* Begin DATA SHOWN *

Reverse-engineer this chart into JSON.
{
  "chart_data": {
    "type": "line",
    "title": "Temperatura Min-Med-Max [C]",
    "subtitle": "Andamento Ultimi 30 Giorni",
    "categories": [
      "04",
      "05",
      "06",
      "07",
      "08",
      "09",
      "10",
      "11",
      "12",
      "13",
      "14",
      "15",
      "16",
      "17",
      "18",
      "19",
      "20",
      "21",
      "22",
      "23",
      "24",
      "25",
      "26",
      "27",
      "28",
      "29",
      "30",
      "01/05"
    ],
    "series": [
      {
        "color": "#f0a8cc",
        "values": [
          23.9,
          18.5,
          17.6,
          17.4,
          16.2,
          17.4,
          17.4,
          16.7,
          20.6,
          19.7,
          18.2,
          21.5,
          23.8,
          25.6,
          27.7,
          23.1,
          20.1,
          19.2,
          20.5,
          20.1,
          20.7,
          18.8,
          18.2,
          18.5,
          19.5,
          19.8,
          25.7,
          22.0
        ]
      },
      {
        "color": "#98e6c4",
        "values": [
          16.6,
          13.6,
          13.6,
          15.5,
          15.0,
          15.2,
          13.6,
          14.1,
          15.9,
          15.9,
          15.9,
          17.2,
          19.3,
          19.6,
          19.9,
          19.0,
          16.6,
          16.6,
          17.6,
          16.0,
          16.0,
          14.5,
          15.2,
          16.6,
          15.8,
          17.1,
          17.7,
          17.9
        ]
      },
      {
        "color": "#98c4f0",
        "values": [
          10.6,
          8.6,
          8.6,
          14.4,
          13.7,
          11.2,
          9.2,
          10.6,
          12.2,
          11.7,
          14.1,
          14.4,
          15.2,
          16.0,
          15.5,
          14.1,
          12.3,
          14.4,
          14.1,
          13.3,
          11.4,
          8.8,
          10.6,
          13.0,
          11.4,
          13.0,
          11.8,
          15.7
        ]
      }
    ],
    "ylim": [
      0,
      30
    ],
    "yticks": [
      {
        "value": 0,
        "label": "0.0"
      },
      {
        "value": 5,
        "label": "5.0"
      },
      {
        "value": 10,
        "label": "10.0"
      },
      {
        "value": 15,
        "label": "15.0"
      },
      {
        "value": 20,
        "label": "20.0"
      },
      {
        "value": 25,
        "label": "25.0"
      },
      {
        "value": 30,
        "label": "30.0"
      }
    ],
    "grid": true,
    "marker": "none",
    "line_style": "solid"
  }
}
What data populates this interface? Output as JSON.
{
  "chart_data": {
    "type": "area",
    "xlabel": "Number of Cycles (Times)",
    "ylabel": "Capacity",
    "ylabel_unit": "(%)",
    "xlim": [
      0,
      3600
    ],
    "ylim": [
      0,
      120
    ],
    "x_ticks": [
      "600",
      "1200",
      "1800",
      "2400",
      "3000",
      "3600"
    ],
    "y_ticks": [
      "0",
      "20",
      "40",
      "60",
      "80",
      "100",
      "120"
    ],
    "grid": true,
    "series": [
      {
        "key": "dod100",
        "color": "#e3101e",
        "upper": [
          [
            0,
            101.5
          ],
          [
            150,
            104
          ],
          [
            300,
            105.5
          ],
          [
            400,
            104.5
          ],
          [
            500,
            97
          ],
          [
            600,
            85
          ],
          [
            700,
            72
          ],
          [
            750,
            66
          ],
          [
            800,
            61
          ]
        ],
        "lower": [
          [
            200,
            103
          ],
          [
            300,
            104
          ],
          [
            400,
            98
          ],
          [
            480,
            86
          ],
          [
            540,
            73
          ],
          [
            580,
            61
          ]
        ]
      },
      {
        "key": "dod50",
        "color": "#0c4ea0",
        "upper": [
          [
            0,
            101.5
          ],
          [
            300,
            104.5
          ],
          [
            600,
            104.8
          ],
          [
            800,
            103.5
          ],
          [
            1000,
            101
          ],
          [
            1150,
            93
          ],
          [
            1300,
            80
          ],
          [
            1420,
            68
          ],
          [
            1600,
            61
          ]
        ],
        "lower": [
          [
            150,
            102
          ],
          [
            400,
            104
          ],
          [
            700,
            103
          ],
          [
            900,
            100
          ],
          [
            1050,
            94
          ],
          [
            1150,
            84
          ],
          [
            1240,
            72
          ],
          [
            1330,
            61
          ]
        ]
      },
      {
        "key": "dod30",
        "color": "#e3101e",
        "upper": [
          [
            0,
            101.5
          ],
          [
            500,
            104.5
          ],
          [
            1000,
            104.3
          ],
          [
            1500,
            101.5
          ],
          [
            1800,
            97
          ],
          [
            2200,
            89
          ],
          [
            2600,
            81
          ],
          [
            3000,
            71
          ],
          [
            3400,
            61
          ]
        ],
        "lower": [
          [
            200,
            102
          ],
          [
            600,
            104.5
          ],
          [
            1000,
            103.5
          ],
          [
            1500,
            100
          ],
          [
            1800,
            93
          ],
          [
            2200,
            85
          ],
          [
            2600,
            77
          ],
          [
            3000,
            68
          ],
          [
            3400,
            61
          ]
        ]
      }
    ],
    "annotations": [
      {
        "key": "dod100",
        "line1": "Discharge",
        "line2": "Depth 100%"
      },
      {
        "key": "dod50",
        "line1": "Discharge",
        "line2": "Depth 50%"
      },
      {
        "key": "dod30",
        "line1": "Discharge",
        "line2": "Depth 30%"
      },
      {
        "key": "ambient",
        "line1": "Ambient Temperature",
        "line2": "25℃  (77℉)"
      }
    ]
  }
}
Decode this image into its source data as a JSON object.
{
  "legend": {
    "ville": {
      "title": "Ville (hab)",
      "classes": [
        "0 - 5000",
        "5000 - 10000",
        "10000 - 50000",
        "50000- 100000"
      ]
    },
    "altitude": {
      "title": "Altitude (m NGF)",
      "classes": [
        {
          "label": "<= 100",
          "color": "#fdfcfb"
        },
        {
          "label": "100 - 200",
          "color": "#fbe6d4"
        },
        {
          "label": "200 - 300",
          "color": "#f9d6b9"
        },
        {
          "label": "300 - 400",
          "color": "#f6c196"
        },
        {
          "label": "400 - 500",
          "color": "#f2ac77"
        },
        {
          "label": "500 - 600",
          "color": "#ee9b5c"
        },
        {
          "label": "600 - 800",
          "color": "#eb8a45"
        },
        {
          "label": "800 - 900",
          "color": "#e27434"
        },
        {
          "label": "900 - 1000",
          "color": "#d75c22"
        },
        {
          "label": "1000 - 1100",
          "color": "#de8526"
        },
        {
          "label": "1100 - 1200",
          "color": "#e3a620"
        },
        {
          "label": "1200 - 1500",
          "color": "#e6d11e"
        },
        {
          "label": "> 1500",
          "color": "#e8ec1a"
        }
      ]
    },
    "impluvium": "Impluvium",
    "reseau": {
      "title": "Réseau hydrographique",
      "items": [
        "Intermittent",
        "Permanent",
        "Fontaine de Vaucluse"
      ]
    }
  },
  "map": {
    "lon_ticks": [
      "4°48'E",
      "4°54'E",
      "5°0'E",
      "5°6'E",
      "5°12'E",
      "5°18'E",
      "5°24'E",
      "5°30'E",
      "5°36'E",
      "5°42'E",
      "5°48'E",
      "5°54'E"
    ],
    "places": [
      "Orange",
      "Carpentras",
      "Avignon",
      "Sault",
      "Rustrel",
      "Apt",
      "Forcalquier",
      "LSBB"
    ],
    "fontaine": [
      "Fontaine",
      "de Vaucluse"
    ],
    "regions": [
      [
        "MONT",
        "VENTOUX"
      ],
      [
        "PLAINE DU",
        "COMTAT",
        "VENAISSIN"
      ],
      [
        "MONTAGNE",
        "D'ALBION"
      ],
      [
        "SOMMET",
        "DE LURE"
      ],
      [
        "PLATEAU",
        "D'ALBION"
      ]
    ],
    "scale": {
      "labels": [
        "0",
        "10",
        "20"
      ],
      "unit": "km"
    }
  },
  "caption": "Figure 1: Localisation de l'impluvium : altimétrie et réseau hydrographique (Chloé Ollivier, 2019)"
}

* End DATA SHOWN *

* **THE REQUEST**: Say, as a number only, how many lines of the data contain "into".

* **RESULT**: 2